TASK TO CARRY OUT: How many lines in this data contain the string "Production"? Reply with the number only.

RECORDS PROVIDED:
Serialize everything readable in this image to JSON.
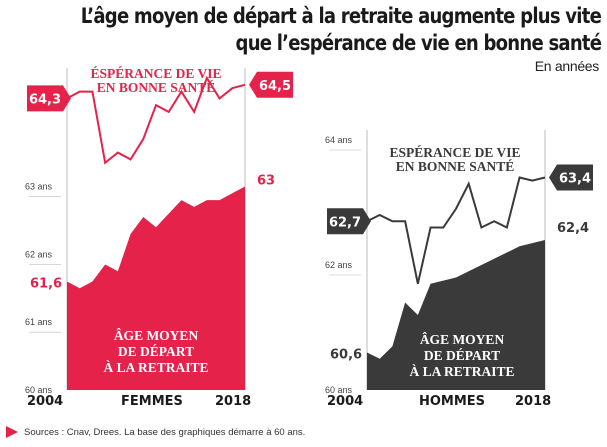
{
  "title_line1": "L’âge moyen de départ à la retraite augmente plus vite",
  "title_line2": "que l’espérance de vie en bonne santé",
  "unit_note": "En années",
  "footer": "Sources : Cnav, Drees. La base des graphiques démarre à 60 ans.",
  "colors": {
    "women": "#e4224a",
    "men": "#3a3a3a",
    "axis": "#bdbdbd"
  },
  "chart_data": [
    {
      "type": "area",
      "panel": "FEMMES",
      "x": [
        2004,
        2005,
        2006,
        2007,
        2008,
        2009,
        2010,
        2011,
        2012,
        2013,
        2014,
        2015,
        2016,
        2017,
        2018
      ],
      "xlabels": [
        "2004",
        "2018"
      ],
      "y_ticks": [
        "63 ans",
        "62 ans",
        "61 ans",
        "60 ans"
      ],
      "ylim": [
        60,
        64.6
      ],
      "series": [
        {
          "name": "ÉSPÉRANCE DE VIE\nEN BONNE SANTÉ",
          "kind": "line",
          "values": [
            64.3,
            64.4,
            64.4,
            63.35,
            63.5,
            63.4,
            63.7,
            64.2,
            64.1,
            64.4,
            64.1,
            64.6,
            64.3,
            64.45,
            64.5
          ]
        },
        {
          "name": "ÂGE MOYEN\nDE DÉPART\nÀ LA RETRAITE",
          "kind": "area",
          "values": [
            61.6,
            61.5,
            61.6,
            61.85,
            61.75,
            62.3,
            62.55,
            62.4,
            62.6,
            62.8,
            62.7,
            62.8,
            62.8,
            62.9,
            63.0
          ]
        }
      ],
      "start_labels": [
        "64,3",
        "61,6"
      ],
      "end_labels": [
        "64,5",
        "63"
      ]
    },
    {
      "type": "area",
      "panel": "HOMMES",
      "x": [
        2004,
        2005,
        2006,
        2007,
        2008,
        2009,
        2010,
        2011,
        2012,
        2013,
        2014,
        2015,
        2016,
        2017,
        2018
      ],
      "xlabels": [
        "2004",
        "2018"
      ],
      "y_ticks": [
        "64 ans",
        "62 ans",
        "60 ans"
      ],
      "ylim": [
        60,
        64
      ],
      "series": [
        {
          "name": "ESPÉRANCE DE VIE\nEN BONNE SANTÉ",
          "kind": "line",
          "values": [
            62.7,
            62.8,
            62.7,
            62.7,
            61.7,
            62.6,
            62.6,
            62.9,
            63.3,
            62.6,
            62.7,
            62.6,
            63.4,
            63.35,
            63.4
          ]
        },
        {
          "name": "ÂGE MOYEN\nDE DÉPART\nÀ LA RETRAITE",
          "kind": "area",
          "values": [
            60.6,
            60.5,
            60.7,
            61.4,
            61.2,
            61.7,
            61.75,
            61.8,
            61.9,
            62.0,
            62.1,
            62.2,
            62.3,
            62.35,
            62.4
          ]
        }
      ],
      "start_labels": [
        "62,7",
        "60,6"
      ],
      "end_labels": [
        "63,4",
        "62,4"
      ]
    }
  ]
}
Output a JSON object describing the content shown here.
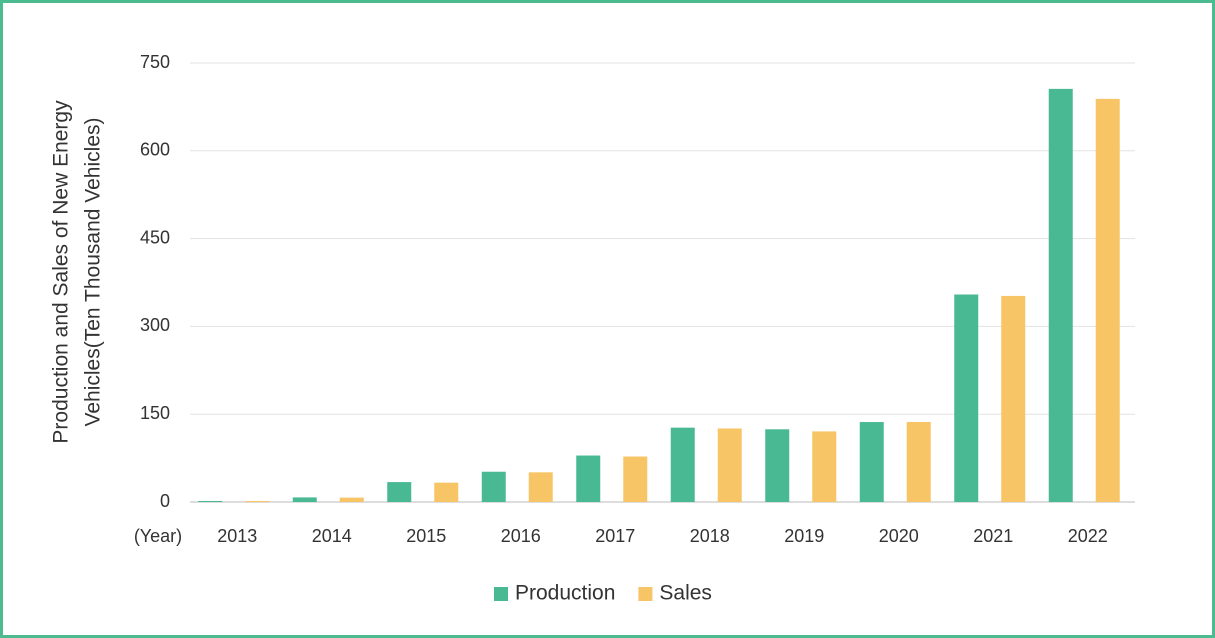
{
  "chart_data": {
    "type": "bar",
    "ylabel": [
      "Production and Sales of New Energy",
      "Vehicles(Ten Thousand Vehicles)"
    ],
    "xlabel": "(Year)",
    "categories": [
      "2013",
      "2014",
      "2015",
      "2016",
      "2017",
      "2018",
      "2019",
      "2020",
      "2021",
      "2022"
    ],
    "series": [
      {
        "name": "Production",
        "color": "#48b992",
        "values": [
          1.75,
          7.85,
          34,
          51.7,
          79.4,
          127,
          124.2,
          136.6,
          354.5,
          705.8
        ]
      },
      {
        "name": "Sales",
        "color": "#f7c566",
        "values": [
          1.76,
          7.48,
          33,
          50.7,
          77.7,
          125.6,
          120.6,
          136.7,
          352.1,
          688.7
        ]
      }
    ],
    "ylim": [
      0,
      750
    ],
    "yticks": [
      0,
      150,
      300,
      450,
      600,
      750
    ],
    "grid": true,
    "legend": "bottom"
  }
}
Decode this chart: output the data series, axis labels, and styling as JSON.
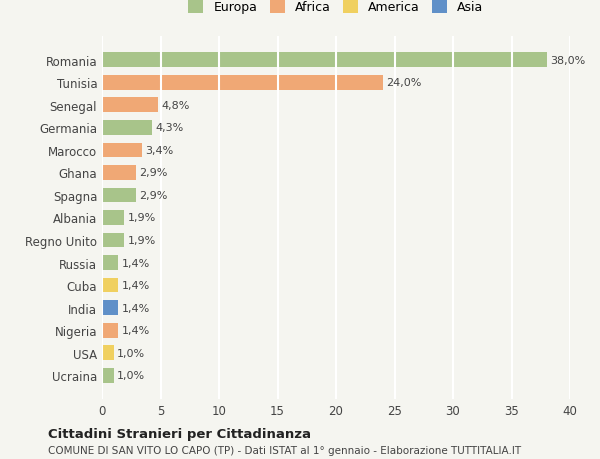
{
  "countries": [
    "Romania",
    "Tunisia",
    "Senegal",
    "Germania",
    "Marocco",
    "Ghana",
    "Spagna",
    "Albania",
    "Regno Unito",
    "Russia",
    "Cuba",
    "India",
    "Nigeria",
    "USA",
    "Ucraina"
  ],
  "values": [
    38.0,
    24.0,
    4.8,
    4.3,
    3.4,
    2.9,
    2.9,
    1.9,
    1.9,
    1.4,
    1.4,
    1.4,
    1.4,
    1.0,
    1.0
  ],
  "labels": [
    "38,0%",
    "24,0%",
    "4,8%",
    "4,3%",
    "3,4%",
    "2,9%",
    "2,9%",
    "1,9%",
    "1,9%",
    "1,4%",
    "1,4%",
    "1,4%",
    "1,4%",
    "1,0%",
    "1,0%"
  ],
  "continents": [
    "Europa",
    "Africa",
    "Africa",
    "Europa",
    "Africa",
    "Africa",
    "Europa",
    "Europa",
    "Europa",
    "Europa",
    "America",
    "Asia",
    "Africa",
    "America",
    "Europa"
  ],
  "colors": {
    "Europa": "#a8c48a",
    "Africa": "#f0a875",
    "America": "#f0d060",
    "Asia": "#6090c8"
  },
  "legend_colors": {
    "Europa": "#a8c48a",
    "Africa": "#f0a875",
    "America": "#f0d060",
    "Asia": "#6090c8"
  },
  "title": "Cittadini Stranieri per Cittadinanza",
  "subtitle": "COMUNE DI SAN VITO LO CAPO (TP) - Dati ISTAT al 1° gennaio - Elaborazione TUTTITALIA.IT",
  "xlim": [
    0,
    40
  ],
  "xticks": [
    0,
    5,
    10,
    15,
    20,
    25,
    30,
    35,
    40
  ],
  "background_color": "#f5f5f0",
  "grid_color": "#ffffff",
  "bar_height": 0.65
}
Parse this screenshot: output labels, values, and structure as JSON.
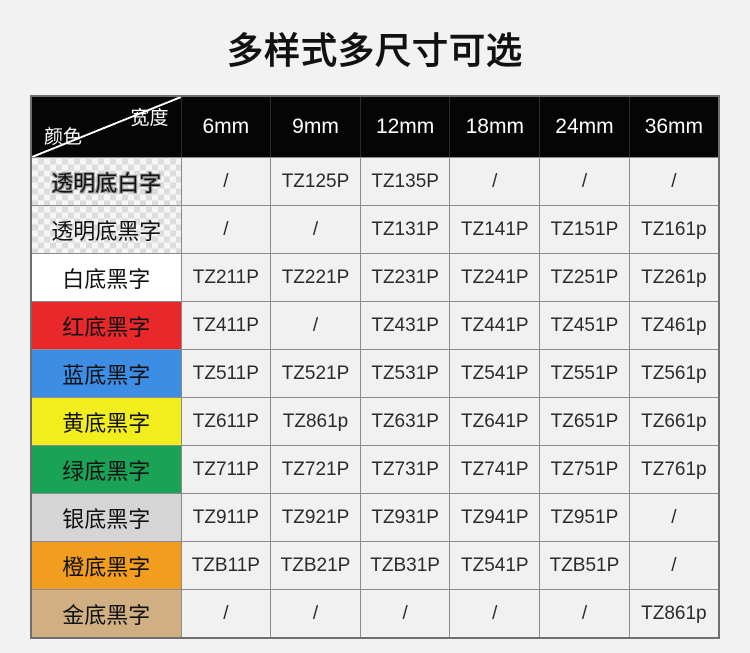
{
  "title": "多样式多尺寸可选",
  "table": {
    "corner": {
      "width_label": "宽度",
      "color_label": "颜色"
    },
    "columns": [
      "6mm",
      "9mm",
      "12mm",
      "18mm",
      "24mm",
      "36mm"
    ],
    "rows": [
      {
        "label": "透明底白字",
        "style": "transparent-white",
        "values": [
          "/",
          "TZ125P",
          "TZ135P",
          "/",
          "/",
          "/"
        ]
      },
      {
        "label": "透明底黑字",
        "style": "transparent-black",
        "values": [
          "/",
          "/",
          "TZ131P",
          "TZ141P",
          "TZ151P",
          "TZ161p"
        ]
      },
      {
        "label": "白底黑字",
        "style": "white",
        "values": [
          "TZ211P",
          "TZ221P",
          "TZ231P",
          "TZ241P",
          "TZ251P",
          "TZ261p"
        ]
      },
      {
        "label": "红底黑字",
        "style": "red",
        "values": [
          "TZ411P",
          "/",
          "TZ431P",
          "TZ441P",
          "TZ451P",
          "TZ461p"
        ]
      },
      {
        "label": "蓝底黑字",
        "style": "blue",
        "values": [
          "TZ511P",
          "TZ521P",
          "TZ531P",
          "TZ541P",
          "TZ551P",
          "TZ561p"
        ]
      },
      {
        "label": "黄底黑字",
        "style": "yellow",
        "values": [
          "TZ611P",
          "TZ861p",
          "TZ631P",
          "TZ641P",
          "TZ651P",
          "TZ661p"
        ]
      },
      {
        "label": "绿底黑字",
        "style": "green",
        "values": [
          "TZ711P",
          "TZ721P",
          "TZ731P",
          "TZ741P",
          "TZ751P",
          "TZ761p"
        ]
      },
      {
        "label": "银底黑字",
        "style": "silver",
        "values": [
          "TZ911P",
          "TZ921P",
          "TZ931P",
          "TZ941P",
          "TZ951P",
          "/"
        ]
      },
      {
        "label": "橙底黑字",
        "style": "orange",
        "values": [
          "TZB11P",
          "TZB21P",
          "TZB31P",
          "TZ541P",
          "TZB51P",
          "/"
        ]
      },
      {
        "label": "金底黑字",
        "style": "gold",
        "values": [
          "/",
          "/",
          "/",
          "/",
          "/",
          "TZ861p"
        ]
      }
    ],
    "colors": {
      "white": "#ffffff",
      "red": "#e8282b",
      "blue": "#3d8de5",
      "yellow": "#f2ee1e",
      "green": "#1aa357",
      "silver": "#d5d5d5",
      "orange": "#f19d20",
      "gold": "#d0b083",
      "header_bg": "#050505"
    }
  }
}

CORRECT ANSWER: 2